╭─ Data rows

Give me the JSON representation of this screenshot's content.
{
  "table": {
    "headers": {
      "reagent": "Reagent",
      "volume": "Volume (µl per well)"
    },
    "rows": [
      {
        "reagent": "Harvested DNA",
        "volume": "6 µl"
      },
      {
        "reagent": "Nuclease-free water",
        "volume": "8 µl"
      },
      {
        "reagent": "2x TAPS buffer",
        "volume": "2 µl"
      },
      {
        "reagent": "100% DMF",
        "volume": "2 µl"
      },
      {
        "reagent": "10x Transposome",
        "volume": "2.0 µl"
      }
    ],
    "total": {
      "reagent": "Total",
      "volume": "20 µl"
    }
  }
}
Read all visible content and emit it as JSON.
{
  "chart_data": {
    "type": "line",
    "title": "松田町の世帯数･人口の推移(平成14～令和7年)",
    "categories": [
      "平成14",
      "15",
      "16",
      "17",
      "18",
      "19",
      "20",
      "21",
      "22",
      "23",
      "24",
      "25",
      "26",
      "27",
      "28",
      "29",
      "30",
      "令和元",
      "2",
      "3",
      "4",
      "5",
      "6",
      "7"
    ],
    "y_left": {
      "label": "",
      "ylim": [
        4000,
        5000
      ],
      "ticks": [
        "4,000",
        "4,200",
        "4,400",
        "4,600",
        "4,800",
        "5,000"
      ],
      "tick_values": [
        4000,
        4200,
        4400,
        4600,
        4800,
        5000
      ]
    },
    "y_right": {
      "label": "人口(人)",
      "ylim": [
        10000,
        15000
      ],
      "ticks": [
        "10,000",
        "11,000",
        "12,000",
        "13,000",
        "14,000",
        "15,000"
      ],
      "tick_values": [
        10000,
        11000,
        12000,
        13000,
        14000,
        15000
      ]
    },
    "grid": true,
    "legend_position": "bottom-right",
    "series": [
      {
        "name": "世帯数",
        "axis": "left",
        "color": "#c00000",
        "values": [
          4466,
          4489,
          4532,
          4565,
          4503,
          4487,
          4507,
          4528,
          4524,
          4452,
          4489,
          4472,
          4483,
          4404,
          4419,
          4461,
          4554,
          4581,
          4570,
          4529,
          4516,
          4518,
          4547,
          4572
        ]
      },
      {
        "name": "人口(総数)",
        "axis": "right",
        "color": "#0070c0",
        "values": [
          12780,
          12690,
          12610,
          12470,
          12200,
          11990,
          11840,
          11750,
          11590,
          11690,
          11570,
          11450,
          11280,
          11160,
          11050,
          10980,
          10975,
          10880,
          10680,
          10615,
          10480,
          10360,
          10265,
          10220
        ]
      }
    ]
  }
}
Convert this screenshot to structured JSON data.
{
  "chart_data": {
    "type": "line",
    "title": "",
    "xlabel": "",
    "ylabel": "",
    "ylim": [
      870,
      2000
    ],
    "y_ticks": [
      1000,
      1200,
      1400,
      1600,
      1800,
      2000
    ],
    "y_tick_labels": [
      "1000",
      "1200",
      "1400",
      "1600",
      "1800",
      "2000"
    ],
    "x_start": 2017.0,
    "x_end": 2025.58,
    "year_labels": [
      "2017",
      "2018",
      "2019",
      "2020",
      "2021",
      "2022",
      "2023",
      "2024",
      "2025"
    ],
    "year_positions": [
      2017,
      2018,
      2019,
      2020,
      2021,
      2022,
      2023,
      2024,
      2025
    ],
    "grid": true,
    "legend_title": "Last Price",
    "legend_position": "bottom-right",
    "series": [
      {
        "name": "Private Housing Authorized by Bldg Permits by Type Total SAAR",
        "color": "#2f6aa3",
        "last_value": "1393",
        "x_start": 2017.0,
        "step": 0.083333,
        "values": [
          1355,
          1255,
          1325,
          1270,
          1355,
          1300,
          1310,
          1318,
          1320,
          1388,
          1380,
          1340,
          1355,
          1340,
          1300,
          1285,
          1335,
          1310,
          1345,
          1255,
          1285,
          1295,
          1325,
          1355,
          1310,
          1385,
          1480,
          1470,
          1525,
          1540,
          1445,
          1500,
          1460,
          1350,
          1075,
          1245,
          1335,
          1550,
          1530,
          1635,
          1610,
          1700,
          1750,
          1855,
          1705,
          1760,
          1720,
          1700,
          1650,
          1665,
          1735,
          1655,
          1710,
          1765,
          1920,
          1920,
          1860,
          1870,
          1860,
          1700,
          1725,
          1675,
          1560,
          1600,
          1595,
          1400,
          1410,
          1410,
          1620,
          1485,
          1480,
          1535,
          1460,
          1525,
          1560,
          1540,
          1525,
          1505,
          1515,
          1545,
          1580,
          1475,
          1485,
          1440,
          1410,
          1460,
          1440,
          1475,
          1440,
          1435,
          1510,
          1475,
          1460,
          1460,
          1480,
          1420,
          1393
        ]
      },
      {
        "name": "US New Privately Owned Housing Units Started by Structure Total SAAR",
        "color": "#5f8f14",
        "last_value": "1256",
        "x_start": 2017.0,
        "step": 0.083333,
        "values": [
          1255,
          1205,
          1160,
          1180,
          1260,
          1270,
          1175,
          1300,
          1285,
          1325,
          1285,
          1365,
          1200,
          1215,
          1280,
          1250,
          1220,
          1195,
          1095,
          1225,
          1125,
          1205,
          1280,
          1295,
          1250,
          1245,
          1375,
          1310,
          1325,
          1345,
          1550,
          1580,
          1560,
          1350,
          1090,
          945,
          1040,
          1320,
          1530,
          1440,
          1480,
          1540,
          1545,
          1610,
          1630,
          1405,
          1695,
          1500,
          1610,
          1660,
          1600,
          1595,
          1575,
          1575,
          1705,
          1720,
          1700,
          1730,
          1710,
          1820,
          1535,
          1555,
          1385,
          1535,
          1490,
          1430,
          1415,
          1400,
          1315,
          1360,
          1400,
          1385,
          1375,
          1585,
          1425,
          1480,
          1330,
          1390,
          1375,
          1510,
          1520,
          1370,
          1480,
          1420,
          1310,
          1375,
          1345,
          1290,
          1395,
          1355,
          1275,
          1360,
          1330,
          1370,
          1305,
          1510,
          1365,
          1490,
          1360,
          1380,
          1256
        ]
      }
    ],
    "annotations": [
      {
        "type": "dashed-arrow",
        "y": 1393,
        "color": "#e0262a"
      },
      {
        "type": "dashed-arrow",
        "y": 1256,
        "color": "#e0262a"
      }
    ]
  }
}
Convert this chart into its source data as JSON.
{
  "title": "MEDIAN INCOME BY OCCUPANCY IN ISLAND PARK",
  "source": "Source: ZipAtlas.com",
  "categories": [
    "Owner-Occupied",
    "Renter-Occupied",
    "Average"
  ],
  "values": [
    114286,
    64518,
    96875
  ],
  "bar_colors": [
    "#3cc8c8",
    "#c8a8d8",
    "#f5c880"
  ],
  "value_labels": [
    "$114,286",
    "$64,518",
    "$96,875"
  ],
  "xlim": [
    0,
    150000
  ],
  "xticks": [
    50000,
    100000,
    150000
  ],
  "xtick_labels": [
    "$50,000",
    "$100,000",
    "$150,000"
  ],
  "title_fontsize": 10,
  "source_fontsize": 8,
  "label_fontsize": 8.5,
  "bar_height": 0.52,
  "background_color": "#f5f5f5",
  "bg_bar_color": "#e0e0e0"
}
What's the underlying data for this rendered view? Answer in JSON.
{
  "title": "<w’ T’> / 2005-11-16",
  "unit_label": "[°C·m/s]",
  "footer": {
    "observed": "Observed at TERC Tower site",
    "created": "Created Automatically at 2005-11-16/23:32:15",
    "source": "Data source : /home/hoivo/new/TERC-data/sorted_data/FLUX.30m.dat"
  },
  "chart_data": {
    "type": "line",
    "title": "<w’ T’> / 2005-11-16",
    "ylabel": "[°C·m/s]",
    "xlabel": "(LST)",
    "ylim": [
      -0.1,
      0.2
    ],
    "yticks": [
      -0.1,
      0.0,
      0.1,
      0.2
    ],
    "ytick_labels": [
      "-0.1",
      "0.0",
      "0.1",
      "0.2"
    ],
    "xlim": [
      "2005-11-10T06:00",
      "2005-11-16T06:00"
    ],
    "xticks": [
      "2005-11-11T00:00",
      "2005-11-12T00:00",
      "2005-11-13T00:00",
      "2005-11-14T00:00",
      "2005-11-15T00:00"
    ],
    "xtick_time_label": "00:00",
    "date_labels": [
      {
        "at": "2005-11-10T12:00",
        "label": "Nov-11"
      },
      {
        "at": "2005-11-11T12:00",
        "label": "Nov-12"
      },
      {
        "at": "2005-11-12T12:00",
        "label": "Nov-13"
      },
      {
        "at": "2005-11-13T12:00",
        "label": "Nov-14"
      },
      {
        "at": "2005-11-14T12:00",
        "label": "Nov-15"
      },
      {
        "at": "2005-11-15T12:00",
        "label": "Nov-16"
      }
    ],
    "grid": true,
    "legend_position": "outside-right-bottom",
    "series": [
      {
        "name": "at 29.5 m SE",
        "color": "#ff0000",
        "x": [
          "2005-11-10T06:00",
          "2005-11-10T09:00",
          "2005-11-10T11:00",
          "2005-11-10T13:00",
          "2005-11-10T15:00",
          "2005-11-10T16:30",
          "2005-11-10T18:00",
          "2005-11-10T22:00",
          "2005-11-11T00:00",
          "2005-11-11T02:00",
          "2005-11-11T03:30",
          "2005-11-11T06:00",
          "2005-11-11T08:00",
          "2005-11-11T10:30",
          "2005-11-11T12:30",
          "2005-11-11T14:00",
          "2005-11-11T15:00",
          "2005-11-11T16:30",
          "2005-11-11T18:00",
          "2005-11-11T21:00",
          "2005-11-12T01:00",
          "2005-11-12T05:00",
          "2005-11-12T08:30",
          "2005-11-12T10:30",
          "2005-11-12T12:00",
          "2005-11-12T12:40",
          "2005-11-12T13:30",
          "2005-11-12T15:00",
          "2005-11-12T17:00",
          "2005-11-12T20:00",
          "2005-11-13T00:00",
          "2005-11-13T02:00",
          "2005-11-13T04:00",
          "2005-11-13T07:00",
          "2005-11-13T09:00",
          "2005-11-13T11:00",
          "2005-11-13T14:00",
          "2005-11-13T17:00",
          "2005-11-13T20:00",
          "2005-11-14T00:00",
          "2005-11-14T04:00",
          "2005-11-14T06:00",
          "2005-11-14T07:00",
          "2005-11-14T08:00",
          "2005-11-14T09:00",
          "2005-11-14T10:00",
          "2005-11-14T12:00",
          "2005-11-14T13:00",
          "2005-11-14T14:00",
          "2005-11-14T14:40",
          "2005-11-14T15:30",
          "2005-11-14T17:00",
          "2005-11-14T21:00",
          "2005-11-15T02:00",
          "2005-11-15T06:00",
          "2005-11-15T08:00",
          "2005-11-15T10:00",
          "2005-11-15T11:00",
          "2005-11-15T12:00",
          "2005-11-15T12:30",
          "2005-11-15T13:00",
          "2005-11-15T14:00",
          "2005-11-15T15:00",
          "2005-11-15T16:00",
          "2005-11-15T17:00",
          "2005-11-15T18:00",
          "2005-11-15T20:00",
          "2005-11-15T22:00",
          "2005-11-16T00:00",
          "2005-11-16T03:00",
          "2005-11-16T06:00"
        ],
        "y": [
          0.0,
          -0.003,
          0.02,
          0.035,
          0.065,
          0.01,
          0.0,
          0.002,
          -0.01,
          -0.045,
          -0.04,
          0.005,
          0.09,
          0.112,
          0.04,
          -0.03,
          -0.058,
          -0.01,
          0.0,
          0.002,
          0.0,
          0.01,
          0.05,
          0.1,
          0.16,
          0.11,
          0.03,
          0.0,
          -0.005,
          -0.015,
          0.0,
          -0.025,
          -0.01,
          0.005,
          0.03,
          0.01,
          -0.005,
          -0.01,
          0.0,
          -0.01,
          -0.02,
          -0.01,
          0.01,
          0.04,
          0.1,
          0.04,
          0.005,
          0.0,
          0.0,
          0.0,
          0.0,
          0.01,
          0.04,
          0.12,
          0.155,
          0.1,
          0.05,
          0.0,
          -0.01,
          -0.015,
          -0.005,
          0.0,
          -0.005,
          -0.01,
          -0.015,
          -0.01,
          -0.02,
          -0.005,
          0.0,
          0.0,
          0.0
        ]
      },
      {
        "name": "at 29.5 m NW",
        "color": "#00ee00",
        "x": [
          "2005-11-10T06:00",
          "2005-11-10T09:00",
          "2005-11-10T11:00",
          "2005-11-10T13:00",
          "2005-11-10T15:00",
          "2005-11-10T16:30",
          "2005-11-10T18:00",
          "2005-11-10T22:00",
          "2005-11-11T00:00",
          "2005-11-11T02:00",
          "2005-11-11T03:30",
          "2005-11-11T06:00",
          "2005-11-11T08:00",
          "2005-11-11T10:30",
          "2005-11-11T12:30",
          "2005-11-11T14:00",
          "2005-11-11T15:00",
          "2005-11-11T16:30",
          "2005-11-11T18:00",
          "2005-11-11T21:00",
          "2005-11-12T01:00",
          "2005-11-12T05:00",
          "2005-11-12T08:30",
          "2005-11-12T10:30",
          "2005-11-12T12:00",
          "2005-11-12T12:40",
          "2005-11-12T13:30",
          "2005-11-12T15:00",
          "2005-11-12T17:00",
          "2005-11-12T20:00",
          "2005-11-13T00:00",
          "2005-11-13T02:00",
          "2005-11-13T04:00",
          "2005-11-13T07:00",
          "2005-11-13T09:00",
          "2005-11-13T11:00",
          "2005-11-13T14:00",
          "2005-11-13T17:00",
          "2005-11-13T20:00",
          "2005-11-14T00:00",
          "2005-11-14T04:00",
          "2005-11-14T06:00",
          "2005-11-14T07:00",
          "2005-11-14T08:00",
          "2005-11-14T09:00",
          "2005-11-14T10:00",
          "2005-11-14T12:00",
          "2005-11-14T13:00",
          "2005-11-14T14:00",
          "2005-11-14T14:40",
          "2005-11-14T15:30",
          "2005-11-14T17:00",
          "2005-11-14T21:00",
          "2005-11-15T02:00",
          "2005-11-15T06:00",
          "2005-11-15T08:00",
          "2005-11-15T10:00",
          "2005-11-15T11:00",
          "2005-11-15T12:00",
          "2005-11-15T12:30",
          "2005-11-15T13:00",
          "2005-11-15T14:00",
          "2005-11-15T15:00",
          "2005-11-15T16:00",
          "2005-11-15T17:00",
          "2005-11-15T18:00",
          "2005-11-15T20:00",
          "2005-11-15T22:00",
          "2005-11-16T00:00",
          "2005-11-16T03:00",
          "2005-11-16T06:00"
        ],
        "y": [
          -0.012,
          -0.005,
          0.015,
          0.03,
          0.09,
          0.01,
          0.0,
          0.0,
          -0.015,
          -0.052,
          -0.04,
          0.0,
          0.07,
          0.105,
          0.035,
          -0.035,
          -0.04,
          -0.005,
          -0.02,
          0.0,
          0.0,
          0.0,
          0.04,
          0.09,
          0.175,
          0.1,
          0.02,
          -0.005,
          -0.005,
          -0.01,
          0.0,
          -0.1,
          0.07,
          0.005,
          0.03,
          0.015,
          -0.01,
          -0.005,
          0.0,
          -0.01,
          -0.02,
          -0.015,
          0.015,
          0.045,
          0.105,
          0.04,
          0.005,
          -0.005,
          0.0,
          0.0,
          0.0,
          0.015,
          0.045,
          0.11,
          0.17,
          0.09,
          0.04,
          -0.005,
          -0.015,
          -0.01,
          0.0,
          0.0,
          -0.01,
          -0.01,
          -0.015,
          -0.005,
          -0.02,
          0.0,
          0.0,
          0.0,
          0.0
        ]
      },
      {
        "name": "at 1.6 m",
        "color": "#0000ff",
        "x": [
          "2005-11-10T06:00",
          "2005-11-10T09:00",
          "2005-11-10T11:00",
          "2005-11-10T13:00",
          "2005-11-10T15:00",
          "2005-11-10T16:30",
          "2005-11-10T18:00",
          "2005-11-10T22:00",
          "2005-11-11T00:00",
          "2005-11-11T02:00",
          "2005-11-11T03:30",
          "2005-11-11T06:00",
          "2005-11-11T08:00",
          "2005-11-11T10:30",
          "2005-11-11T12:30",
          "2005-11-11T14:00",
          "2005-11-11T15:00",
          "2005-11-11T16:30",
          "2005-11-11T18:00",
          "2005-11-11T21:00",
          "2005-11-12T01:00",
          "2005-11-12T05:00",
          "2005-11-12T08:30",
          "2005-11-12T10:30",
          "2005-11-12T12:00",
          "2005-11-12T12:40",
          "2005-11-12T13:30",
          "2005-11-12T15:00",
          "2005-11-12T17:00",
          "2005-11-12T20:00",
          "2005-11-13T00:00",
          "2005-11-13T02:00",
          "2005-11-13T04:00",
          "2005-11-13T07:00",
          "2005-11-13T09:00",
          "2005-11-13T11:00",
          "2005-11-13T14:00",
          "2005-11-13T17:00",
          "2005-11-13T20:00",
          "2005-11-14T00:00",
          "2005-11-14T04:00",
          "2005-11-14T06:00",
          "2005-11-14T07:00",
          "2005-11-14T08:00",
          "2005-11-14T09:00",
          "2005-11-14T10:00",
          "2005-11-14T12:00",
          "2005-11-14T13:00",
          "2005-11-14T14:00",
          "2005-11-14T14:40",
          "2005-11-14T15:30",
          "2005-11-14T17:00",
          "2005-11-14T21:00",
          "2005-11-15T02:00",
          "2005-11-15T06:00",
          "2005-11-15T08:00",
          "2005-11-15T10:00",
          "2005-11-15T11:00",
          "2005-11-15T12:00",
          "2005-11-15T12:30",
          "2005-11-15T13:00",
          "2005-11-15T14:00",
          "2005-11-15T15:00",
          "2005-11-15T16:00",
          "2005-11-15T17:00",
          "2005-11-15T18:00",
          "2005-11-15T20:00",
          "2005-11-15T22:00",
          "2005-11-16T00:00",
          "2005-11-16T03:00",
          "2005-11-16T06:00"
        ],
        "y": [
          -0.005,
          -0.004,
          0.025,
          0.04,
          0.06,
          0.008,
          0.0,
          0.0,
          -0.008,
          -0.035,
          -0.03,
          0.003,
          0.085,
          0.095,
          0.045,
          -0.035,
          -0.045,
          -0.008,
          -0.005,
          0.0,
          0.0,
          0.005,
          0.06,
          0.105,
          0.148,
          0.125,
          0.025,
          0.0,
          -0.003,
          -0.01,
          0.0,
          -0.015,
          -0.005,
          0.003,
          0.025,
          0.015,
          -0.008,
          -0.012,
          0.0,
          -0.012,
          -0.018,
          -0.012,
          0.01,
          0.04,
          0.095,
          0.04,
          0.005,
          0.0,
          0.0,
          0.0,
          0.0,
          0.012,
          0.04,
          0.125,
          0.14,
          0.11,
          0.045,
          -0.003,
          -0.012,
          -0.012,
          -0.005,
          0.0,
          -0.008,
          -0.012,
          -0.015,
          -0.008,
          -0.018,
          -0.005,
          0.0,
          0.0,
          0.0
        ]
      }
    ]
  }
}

╰─

Find each line holding the string "screenshot" and copy it out.

* _Finished answer_
Give me the JSON representation of this screenshot's content.
Convert this screenshot to structured JSON data.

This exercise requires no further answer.